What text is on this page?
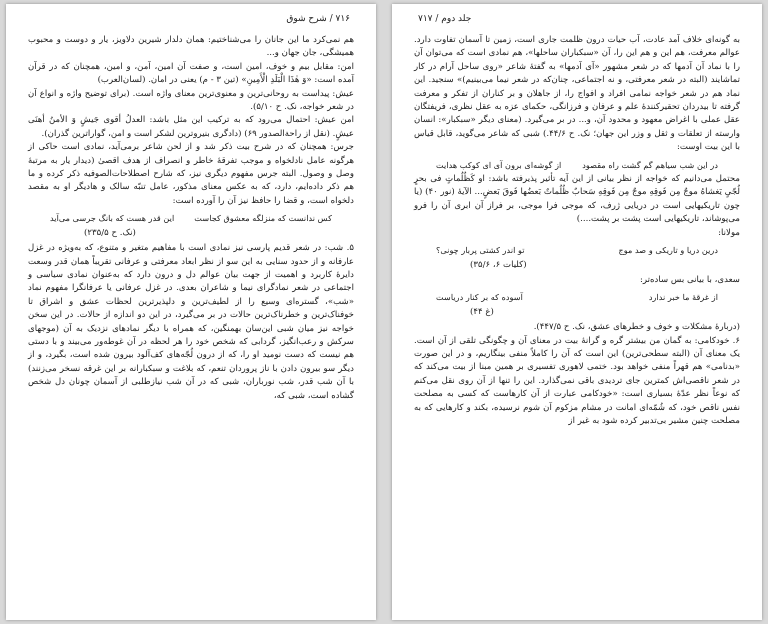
۷۱۶ / شرح شوق

هم نمی‌کرد ما این جانان را می‌شناختیم: همان دلدار شیرین دلاویز، یار و دوست و محبوب همیشگی، جان جهان و...

امن: مقابل بیم و خوف، امین است، و صفت آن امین، آمن، و امین، همچنان که در قرآن آمده است: «وَ هٰذَا الْبَلَدِ الْأَمِینِ» (تین ۳ - م) یعنی در امان. (لسان‌العرب)

عیش: پیداست به روحانی‌ترین و معنوی‌ترین معنای واژه است. (برای توضیح واژه و انواع آن در شعر خواجه، نک. ح ۵/۱۰).

امن عیش: احتمال می‌رود که به ترکیب این مثل باشد: العدلُ أقوی جَیشٍ وَ الأمنُ أهنَی عیشٍ. (نقل از راحة‌الصدور ۶۹) (دادگری بنیرو‌ترین لشکر است و امن، گواراترین گذران).

جرس: همچنان که در شرح بیت ذکر شد و از لحن شاعر برمی‌آید، نمادی است حاکی از هرگونه عامل نادلخواه و موجب تفرقهٔ خاطر و انصراف از هدف اقصیٰ (دیدار یار به مرتبهٔ وصل و وصول. البته جرس مفهوم دیگری نیز، که شارح اصطلاحات‌الصوفیه ذکر کرده و ما هم ذکر داده‌ایم، دارد، که به عکس معنای مذکور، عامل تنبّه سالک و هادیگر او به مقصد دلخواه است، و قضا را حافظ نیز آن را آورده است:

کس ندانست که منزلگه معشوق کجاست
این قدر هست که بانگ جرسی می‌آید
(نک. ح ۲۳۵/۵)

۵. شب: در شعر قدیم پارسی نیز نمادی است با مفاهیم متغیر و متنوع، که به‌ویژه در غزل عارفانه و از حدود سنایی به این سو از نظر ابعاد معرفتی و عرفانی تقریباً همان قدر وسعت دایرهٔ کاربرد و اهمیت از جهت بیان عوالم دل و درون دارد که به‌عنوان نمادی سیاسی و اجتماعی در شعر نمادگرای نیما و شاعران بعدی. در غزل عرفانی یا عرفانگرا مفهوم نماد «شب»، گستره‌ای وسیع را از لطیف‌ترین و دلپذیرترین لحظات عشق و اشراق تا خوفناک‌ترین و خطرناک‌ترین حالات در بر می‌گیرد، در این دو اندازه از حالات. در این سخن خواجه نیز میان شبی این‌سان بهمنگین، که همراه با دیگر نمادهای نزدیک به آن (موجهای سرکش و رعب‌انگیز، گردابی که شخص خود را هر لحظه در آن غوطه‌ور می‌بیند و با دستی هم نیست که دست نومید او را، که از درون لُجّه‌های کف‌آلود بیرون شده است، بگیرد، و از دیگر سو بیرون دادن با ناز پروردان تنعم، که بلاغت و سبکبارانه بر این غرقه نسخر می‌زنند) با آن شب قدر، شب نورباران، شبی که در آن شب نیازطلبی از آسمان چونان دل شخص گشاده است، شبی که،

جلد دوم / ۷۱۷

به گونه‌ای خلاف آمد عادت، آب حیات درون ظلمت جاری است، زمین تا آسمان تفاوت دارد. عوالم معرفت، هم این و هم این را، آن «سبکباران ساحلها»، هم نمادی است که می‌توان آن را با نماد آن آدمها که در شعر مشهور «آی آدمها» به گفتهٔ شاعر «روی ساحل آرام در کار تماشایند (البته در شعر معرفتی، و نه اجتماعی، چنان‌که در شعر نیما می‌بینیم)» سنجید. این نماد هم در شعر خواجه نمامی افراد و افواج را، از جاهلان و بر کناران از تفکر و معرفت گرفته تا بیدردان تحقیرکنندهٔ علم و عرفان و فرزانگی، حکمای عزه به عقل نظری، فریفتگان عقل عملی با اغراض معهود و محدود آن، و... در بر می‌گیرد. (معنای دیگر «سبکبار»: انسان وارسته از تعلقات و ثقل و وزر این جهان؛ نک. ح ۴۴/۶.) شبی که شاعر می‌گوید، قابل قیاس با این بیت اوست:

در این شب سیاهم گم گشت راه مقصود
از گوشه‌ای برون آی ای کوکب هدایت

محتمل می‌دانیم که خواجه از نظر بیانی از این آیه تأثیر پذیرفته باشد: او کَظُلُماتٍ فی بحرٍ لُجّیٍ یَغشاهُ موجٌ مِن فَوقِهِ موجٌ مِن فَوقِهِ سَحابٌ ظُلُماتٌ بَعضُها فَوقَ بَعضٍ... الآیهٔ (نور ۴۰) (یا چون تاریکیهایی است در دریایی ژرف، که موجی فرا موجی، بر فراز آن ابری آن را فرو می‌پوشاند، تاریکیهایی است پشت بر پشت....)

مولانا:

درین دریا و تاریکی و صد موج
تو اندر کشتی پربار چونی؟
(کلیات ۶، ۳۵/۶)

سعدی، با بیانی بس ساده‌تر:

از غرقهٔ ما خبر ندارد
آسوده که بر کنار دریاست
(غ ۴۴)

(دربارهٔ مشکلات و خوف و خطرهای عشق، نک. ح ۴۴۷/۵).

۶. خودکامی: به گمان من بیشتر گره و گرانهٔ بیت در معنای آن و چگونگی تلقی از آن است. یک معنای آن (البته سطحی‌ترین) این است که آن را کاملاً منفی بینگاریم، و در این صورت «بدنامی» هم قهراً منفی خواهد بود. ختمی لاهوری تفسیری بر همین مبنا از بیت می‌کند که در شعر ناقصی‌اش کمترین جای تردیدی باقی نمی‌گذارد. این را تنها از آن روی نقل می‌کنم که نوعاً نظر عدّهٔ بسیاری است: «خودکامی عبارت از آن کارهاست که کسی به مصلحت نفس ناقص خود، که شُمّه‌ای امانت در مشام مزکوم آن شوم نرسیده، بکند و کارهایی که به مصلحت چنین مشیر بی‌تدبیر کرده شود به غیر از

•••

Print out every entry above without changing a word, and leave out the pictures.

What text is on this page?
۷۱۶ / شرح شوق

هم نمی‌کرد ما این جانان را می‌شناختیم: همان دلدار شیرین دلاویز، یار و دوست و محبوب همیشگی، جان جهان و...

امن: مقابل بیم و خوف، امین است، و صفت آن امین، آمن، و امین، همچنان که در قرآن آمده است: «وَ هٰذَا الْبَلَدِ الْأَمِینِ» (تین ۳ - م) یعنی در امان. (لسان‌العرب)

عیش: پیداست به روحانی‌ترین و معنوی‌ترین معنای واژه است. (برای توضیح واژه و انواع آن در شعر خواجه، نک. ح ۵/۱۰).

امن عیش: احتمال می‌رود که به ترکیب این مثل باشد: العدلُ أقوی جَیشٍ وَ الأمنُ أهنَی عیشٍ. (نقل از راحة‌الصدور ۶۹) (دادگری بنیرو‌ترین لشکر است و امن، گواراترین گذران).

جرس: همچنان که در شرح بیت ذکر شد و از لحن شاعر برمی‌آید، نمادی است حاکی از هرگونه عامل نادلخواه و موجب تفرقهٔ خاطر و انصراف از هدف اقصیٰ (دیدار یار به مرتبهٔ وصل و وصول. البته جرس مفهوم دیگری نیز، که شارح اصطلاحات‌الصوفیه ذکر کرده و ما هم ذکر داده‌ایم، دارد، که به عکس معنای مذکور، عامل تنبّه سالک و هادیگر او به مقصد دلخواه است، و قضا را حافظ نیز آن را آورده است:

کس ندانست که منزلگه معشوق کجاست
این قدر هست که بانگ جرسی می‌آید
(نک. ح ۲۳۵/۵)

۵. شب: در شعر قدیم پارسی نیز نمادی است با مفاهیم متغیر و متنوع، که به‌ویژه در غزل عارفانه و از حدود سنایی به این سو از نظر ابعاد معرفتی و عرفانی تقریباً همان قدر وسعت دایرهٔ کاربرد و اهمیت از جهت بیان عوالم دل و درون دارد که به‌عنوان نمادی سیاسی و اجتماعی در شعر نمادگرای نیما و شاعران بعدی. در غزل عرفانی یا عرفانگرا مفهوم نماد «شب»، گستره‌ای وسیع را از لطیف‌ترین و دلپذیرترین لحظات عشق و اشراق تا خوفناک‌ترین و خطرناک‌ترین حالات در بر می‌گیرد، در این دو اندازه از حالات. در این سخن خواجه نیز میان شبی این‌سان بهمنگین، که همراه با دیگر نمادهای نزدیک به آن (موجهای سرکش و رعب‌انگیز، گردابی که شخص خود را هر لحظه در آن غوطه‌ور می‌بیند و با دستی هم نیست که دست نومید او را، که از درون لُجّه‌های کف‌آلود بیرون شده است، بگیرد، و از دیگر سو بیرون دادن با ناز پروردان تنعم، که بلاغت و سبکبارانه بر این غرقه نسخر می‌زنند) با آن شب قدر، شب نورباران، شبی که در آن شب نیازطلبی از آسمان چونان دل شخص گشاده است، شبی که،

جلد دوم / ۷۱۷

به گونه‌ای خلاف آمد عادت، آب حیات درون ظلمت جاری است، زمین تا آسمان تفاوت دارد. عوالم معرفت، هم این و هم این را، آن «سبکباران ساحلها»، هم نمادی است که می‌توان آن را با نماد آن آدمها که در شعر مشهور «آی آدمها» به گفتهٔ شاعر «روی ساحل آرام در کار تماشایند (البته در شعر معرفتی، و نه اجتماعی، چنان‌که در شعر نیما می‌بینیم)» سنجید. این نماد هم در شعر خواجه نمامی افراد و افواج را، از جاهلان و بر کناران از تفکر و معرفت گرفته تا بیدردان تحقیرکنندهٔ علم و عرفان و فرزانگی، حکمای عزه به عقل نظری، فریفتگان عقل عملی با اغراض معهود و محدود آن، و... در بر می‌گیرد. (معنای دیگر «سبکبار»: انسان وارسته از تعلقات و ثقل و وزر این جهان؛ نک. ح ۴۴/۶.) شبی که شاعر می‌گوید، قابل قیاس با این بیت اوست:

در این شب سیاهم گم گشت راه مقصود
از گوشه‌ای برون آی ای کوکب هدایت

محتمل می‌دانیم که خواجه از نظر بیانی از این آیه تأثیر پذیرفته باشد: او کَظُلُماتٍ فی بحرٍ لُجّیٍ یَغشاهُ موجٌ مِن فَوقِهِ موجٌ مِن فَوقِهِ سَحابٌ ظُلُماتٌ بَعضُها فَوقَ بَعضٍ... الآیهٔ (نور ۴۰) (یا چون تاریکیهایی است در دریایی ژرف، که موجی فرا موجی، بر فراز آن ابری آن را فرو می‌پوشاند، تاریکیهایی است پشت بر پشت....)

مولانا:

درین دریا و تاریکی و صد موج
تو اندر کشتی پربار چونی؟
(کلیات ۶، ۳۵/۶)

سعدی، با بیانی بس ساده‌تر:

از غرقهٔ ما خبر ندارد
آسوده که بر کنار دریاست
(غ ۴۴)

(دربارهٔ مشکلات و خوف و خطرهای عشق، نک. ح ۴۴۷/۵).

۶. خودکامی: به گمان من بیشتر گره و گرانهٔ بیت در معنای آن و چگونگی تلقی از آن است. یک معنای آن (البته سطحی‌ترین) این است که آن را کاملاً منفی بینگاریم، و در این صورت «بدنامی» هم قهراً منفی خواهد بود. ختمی لاهوری تفسیری بر همین مبنا از بیت می‌کند که در شعر ناقصی‌اش کمترین جای تردیدی باقی نمی‌گذارد. این را تنها از آن روی نقل می‌کنم که نوعاً نظر عدّهٔ بسیاری است: «خودکامی عبارت از آن کارهاست که کسی به مصلحت نفس ناقص خود، که شُمّه‌ای امانت در مشام مزکوم آن شوم نرسیده، بکند و کارهایی که به مصلحت چنین مشیر بی‌تدبیر کرده شود به غیر از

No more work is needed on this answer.